**Exercise aim:**
Transcribe the entries that follow, word for word.

─── Records provided ───

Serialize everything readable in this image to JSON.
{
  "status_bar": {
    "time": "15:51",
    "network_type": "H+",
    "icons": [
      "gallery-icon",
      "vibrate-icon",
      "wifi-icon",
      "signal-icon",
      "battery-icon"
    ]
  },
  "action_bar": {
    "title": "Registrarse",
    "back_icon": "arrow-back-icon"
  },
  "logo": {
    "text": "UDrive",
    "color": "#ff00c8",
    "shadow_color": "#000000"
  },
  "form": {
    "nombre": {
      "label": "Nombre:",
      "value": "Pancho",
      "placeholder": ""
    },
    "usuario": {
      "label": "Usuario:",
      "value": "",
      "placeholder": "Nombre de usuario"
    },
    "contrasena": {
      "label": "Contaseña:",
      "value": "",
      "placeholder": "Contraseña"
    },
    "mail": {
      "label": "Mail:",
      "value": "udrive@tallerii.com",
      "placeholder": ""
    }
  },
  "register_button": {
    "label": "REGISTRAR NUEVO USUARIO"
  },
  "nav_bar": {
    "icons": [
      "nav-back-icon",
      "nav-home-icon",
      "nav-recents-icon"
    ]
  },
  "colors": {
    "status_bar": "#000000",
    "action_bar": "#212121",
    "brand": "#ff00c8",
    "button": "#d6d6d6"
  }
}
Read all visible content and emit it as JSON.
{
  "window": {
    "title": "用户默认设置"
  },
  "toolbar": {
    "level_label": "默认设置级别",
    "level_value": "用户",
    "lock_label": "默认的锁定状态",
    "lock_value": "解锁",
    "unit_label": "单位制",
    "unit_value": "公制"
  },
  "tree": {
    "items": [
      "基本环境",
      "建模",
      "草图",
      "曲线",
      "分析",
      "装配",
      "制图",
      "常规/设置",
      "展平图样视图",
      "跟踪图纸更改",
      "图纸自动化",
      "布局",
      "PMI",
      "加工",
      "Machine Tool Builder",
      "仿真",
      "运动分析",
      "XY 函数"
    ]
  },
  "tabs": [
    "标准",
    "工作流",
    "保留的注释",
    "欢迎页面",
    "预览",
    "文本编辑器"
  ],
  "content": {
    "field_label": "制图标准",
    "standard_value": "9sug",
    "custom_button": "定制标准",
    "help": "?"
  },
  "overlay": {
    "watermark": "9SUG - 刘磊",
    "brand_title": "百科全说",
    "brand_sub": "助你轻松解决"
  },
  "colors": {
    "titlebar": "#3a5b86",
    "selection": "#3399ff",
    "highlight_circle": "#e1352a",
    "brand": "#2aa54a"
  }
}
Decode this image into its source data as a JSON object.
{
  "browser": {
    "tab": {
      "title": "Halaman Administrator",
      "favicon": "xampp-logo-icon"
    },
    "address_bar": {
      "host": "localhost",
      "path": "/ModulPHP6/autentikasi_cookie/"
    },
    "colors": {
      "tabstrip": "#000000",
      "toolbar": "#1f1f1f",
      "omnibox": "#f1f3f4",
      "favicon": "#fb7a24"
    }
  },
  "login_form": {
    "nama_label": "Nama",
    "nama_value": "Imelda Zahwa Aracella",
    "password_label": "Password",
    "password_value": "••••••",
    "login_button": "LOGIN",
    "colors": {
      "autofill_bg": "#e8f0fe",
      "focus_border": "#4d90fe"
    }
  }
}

───

**Response:**
Serialize everything readable in this image to JSON.
{
  "status_bar": {
    "time": "15:51",
    "network_type": "H+",
    "icons": [
      "gallery-icon",
      "vibrate-icon",
      "wifi-icon",
      "signal-icon",
      "battery-icon"
    ]
  },
  "action_bar": {
    "title": "Registrarse",
    "back_icon": "arrow-back-icon"
  },
  "logo": {
    "text": "UDrive",
    "color": "#ff00c8",
    "shadow_color": "#000000"
  },
  "form": {
    "nombre": {
      "label": "Nombre:",
      "value": "Pancho",
      "placeholder": ""
    },
    "usuario": {
      "label": "Usuario:",
      "value": "",
      "placeholder": "Nombre de usuario"
    },
    "contrasena": {
      "label": "Contaseña:",
      "value": "",
      "placeholder": "Contraseña"
    },
    "mail": {
      "label": "Mail:",
      "value": "udrive@tallerii.com",
      "placeholder": ""
    }
  },
  "register_button": {
    "label": "REGISTRAR NUEVO USUARIO"
  },
  "nav_bar": {
    "icons": [
      "nav-back-icon",
      "nav-home-icon",
      "nav-recents-icon"
    ]
  },
  "colors": {
    "status_bar": "#000000",
    "action_bar": "#212121",
    "brand": "#ff00c8",
    "button": "#d6d6d6"
  }
}
Read all visible content and emit it as JSON.
{
  "window": {
    "title": "用户默认设置"
  },
  "toolbar": {
    "level_label": "默认设置级别",
    "level_value": "用户",
    "lock_label": "默认的锁定状态",
    "lock_value": "解锁",
    "unit_label": "单位制",
    "unit_value": "公制"
  },
  "tree": {
    "items": [
      "基本环境",
      "建模",
      "草图",
      "曲线",
      "分析",
      "装配",
      "制图",
      "常规/设置",
      "展平图样视图",
      "跟踪图纸更改",
      "图纸自动化",
      "布局",
      "PMI",
      "加工",
      "Machine Tool Builder",
      "仿真",
      "运动分析",
      "XY 函数"
    ]
  },
  "tabs": [
    "标准",
    "工作流",
    "保留的注释",
    "欢迎页面",
    "预览",
    "文本编辑器"
  ],
  "content": {
    "field_label": "制图标准",
    "standard_value": "9sug",
    "custom_button": "定制标准",
    "help": "?"
  },
  "overlay": {
    "watermark": "9SUG - 刘磊",
    "brand_title": "百科全说",
    "brand_sub": "助你轻松解决"
  },
  "colors": {
    "titlebar": "#3a5b86",
    "selection": "#3399ff",
    "highlight_circle": "#e1352a",
    "brand": "#2aa54a"
  }
}
Decode this image into its source data as a JSON object.
{
  "browser": {
    "tab": {
      "title": "Halaman Administrator",
      "favicon": "xampp-logo-icon"
    },
    "address_bar": {
      "host": "localhost",
      "path": "/ModulPHP6/autentikasi_cookie/"
    },
    "colors": {
      "tabstrip": "#000000",
      "toolbar": "#1f1f1f",
      "omnibox": "#f1f3f4",
      "favicon": "#fb7a24"
    }
  },
  "login_form": {
    "nama_label": "Nama",
    "nama_value": "Imelda Zahwa Aracella",
    "password_label": "Password",
    "password_value": "••••••",
    "login_button": "LOGIN",
    "colors": {
      "autofill_bg": "#e8f0fe",
      "focus_border": "#4d90fe"
    }
  }
}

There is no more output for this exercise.